> _STATED PROBLEM_
Extract all lines from the data beneath that include the word "Pidou".
-- INFORMATION SUPPLIED start --
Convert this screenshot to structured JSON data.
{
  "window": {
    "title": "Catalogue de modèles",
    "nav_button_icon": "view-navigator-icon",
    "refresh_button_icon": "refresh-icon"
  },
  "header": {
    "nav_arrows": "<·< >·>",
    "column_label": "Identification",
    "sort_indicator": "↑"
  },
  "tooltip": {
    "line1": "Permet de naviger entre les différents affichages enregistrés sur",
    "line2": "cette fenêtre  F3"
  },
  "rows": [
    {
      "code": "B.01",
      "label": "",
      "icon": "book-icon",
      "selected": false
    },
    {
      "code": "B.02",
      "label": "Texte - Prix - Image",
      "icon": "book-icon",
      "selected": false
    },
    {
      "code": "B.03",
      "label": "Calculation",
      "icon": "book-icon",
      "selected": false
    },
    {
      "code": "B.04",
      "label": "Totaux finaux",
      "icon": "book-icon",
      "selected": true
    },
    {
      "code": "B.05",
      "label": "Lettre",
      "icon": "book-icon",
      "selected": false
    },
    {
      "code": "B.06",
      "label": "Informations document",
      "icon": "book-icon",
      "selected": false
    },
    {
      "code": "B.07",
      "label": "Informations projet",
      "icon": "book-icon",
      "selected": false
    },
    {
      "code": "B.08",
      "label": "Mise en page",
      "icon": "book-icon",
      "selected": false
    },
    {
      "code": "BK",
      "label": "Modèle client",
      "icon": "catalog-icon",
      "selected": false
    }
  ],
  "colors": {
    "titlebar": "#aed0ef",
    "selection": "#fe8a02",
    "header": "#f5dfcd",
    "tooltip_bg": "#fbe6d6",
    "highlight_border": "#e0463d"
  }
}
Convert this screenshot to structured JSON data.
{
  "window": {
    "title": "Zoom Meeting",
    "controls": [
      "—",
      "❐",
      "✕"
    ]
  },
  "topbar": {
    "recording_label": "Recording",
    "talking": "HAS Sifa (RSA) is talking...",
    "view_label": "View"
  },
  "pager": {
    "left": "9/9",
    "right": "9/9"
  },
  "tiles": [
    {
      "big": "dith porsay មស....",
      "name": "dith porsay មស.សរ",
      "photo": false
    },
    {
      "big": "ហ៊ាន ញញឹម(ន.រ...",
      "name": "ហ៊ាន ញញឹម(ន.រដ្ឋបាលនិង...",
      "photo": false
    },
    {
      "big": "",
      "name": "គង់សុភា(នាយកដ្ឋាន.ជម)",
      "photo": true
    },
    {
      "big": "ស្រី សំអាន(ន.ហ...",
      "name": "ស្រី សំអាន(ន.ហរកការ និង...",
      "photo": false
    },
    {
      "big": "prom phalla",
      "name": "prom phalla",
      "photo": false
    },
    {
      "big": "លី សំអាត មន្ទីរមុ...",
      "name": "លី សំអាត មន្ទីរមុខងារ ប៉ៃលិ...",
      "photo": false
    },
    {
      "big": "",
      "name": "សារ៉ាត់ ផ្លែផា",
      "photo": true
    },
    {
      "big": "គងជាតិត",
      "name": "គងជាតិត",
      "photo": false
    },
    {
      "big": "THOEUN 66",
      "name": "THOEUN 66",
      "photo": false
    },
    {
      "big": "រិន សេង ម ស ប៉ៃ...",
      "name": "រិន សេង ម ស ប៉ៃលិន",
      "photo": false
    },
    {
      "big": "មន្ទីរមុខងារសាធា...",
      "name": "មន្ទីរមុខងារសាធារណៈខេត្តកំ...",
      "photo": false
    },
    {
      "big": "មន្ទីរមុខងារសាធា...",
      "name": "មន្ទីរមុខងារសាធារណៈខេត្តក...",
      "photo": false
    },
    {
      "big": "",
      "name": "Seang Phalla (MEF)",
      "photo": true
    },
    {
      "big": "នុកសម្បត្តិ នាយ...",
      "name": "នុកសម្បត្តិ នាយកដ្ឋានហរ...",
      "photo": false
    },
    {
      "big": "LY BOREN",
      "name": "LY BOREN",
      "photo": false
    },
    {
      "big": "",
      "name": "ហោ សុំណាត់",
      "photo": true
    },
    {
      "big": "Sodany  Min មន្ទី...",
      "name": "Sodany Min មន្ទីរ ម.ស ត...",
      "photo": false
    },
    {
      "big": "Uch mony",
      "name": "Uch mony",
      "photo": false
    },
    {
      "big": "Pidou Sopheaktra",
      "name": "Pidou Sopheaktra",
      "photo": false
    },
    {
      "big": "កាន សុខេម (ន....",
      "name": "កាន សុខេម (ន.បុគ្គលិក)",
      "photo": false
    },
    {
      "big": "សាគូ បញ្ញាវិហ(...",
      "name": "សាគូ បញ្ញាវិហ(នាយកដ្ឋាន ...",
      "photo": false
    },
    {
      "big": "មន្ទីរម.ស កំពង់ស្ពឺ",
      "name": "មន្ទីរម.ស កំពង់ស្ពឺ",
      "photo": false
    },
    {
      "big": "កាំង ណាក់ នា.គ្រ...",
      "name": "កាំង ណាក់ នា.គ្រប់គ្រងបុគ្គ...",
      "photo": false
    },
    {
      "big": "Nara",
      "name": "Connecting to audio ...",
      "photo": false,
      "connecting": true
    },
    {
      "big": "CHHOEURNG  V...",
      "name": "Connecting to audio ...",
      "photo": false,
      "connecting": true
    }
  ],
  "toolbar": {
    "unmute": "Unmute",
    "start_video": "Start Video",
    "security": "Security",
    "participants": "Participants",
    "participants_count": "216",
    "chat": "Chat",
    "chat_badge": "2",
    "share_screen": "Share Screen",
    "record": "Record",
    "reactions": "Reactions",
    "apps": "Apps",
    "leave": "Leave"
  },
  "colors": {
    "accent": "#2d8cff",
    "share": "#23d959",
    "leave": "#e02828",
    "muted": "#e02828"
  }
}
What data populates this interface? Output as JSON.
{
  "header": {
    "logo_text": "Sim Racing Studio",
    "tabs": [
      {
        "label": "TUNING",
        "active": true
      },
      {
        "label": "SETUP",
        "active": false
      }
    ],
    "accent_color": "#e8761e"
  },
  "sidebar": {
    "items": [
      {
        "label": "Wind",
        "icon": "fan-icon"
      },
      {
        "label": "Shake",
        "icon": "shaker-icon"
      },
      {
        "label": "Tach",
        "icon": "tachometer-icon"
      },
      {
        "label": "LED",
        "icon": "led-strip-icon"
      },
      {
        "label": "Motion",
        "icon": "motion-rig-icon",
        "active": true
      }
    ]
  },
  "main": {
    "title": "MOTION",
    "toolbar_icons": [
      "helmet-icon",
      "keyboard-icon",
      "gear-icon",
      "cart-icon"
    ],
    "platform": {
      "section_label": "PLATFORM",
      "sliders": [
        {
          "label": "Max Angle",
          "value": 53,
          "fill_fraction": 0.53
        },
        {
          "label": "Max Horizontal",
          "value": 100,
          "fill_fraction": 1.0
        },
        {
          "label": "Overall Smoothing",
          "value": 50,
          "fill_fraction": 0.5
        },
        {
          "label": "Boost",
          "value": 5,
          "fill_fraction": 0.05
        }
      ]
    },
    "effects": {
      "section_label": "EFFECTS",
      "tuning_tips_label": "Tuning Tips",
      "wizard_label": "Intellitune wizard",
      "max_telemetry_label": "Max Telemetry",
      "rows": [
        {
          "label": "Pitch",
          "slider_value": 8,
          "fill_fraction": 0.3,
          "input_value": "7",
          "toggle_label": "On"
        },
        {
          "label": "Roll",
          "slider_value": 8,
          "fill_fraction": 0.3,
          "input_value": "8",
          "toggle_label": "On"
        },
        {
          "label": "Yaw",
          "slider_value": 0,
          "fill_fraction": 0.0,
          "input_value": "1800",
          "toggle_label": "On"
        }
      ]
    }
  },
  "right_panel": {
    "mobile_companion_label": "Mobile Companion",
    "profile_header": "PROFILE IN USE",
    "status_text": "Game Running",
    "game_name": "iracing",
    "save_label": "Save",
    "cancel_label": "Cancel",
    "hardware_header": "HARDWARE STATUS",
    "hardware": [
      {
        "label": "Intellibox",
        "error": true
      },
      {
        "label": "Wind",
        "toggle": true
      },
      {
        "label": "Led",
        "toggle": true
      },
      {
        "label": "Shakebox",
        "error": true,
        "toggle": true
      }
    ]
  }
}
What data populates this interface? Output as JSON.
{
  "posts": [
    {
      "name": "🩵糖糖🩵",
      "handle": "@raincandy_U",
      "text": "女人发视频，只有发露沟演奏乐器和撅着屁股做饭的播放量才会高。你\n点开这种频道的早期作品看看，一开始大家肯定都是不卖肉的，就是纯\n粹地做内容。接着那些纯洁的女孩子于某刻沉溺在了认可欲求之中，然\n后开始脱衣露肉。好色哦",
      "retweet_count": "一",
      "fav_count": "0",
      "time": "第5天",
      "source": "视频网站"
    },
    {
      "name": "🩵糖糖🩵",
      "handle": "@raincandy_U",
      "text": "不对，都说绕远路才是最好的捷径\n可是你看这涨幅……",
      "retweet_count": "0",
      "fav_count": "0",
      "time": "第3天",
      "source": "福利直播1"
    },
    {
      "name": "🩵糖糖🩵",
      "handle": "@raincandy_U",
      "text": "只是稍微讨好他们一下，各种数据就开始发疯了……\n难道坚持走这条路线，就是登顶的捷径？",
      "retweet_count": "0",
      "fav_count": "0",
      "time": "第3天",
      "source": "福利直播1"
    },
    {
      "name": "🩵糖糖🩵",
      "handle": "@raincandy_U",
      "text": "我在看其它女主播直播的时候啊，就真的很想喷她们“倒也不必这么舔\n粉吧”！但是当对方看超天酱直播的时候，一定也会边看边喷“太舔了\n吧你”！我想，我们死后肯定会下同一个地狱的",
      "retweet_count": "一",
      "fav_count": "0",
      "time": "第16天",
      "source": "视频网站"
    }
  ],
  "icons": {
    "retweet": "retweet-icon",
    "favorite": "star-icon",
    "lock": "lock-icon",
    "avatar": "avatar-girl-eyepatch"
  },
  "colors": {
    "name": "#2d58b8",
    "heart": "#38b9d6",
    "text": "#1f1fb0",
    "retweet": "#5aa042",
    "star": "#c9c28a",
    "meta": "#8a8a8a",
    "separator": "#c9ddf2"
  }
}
-- INFORMATION SUPPLIED end --
> _RESPONSE TO THE EXERCISE_
      "big": "Pidou Sopheaktra",
      "name": "Pidou Sopheaktra",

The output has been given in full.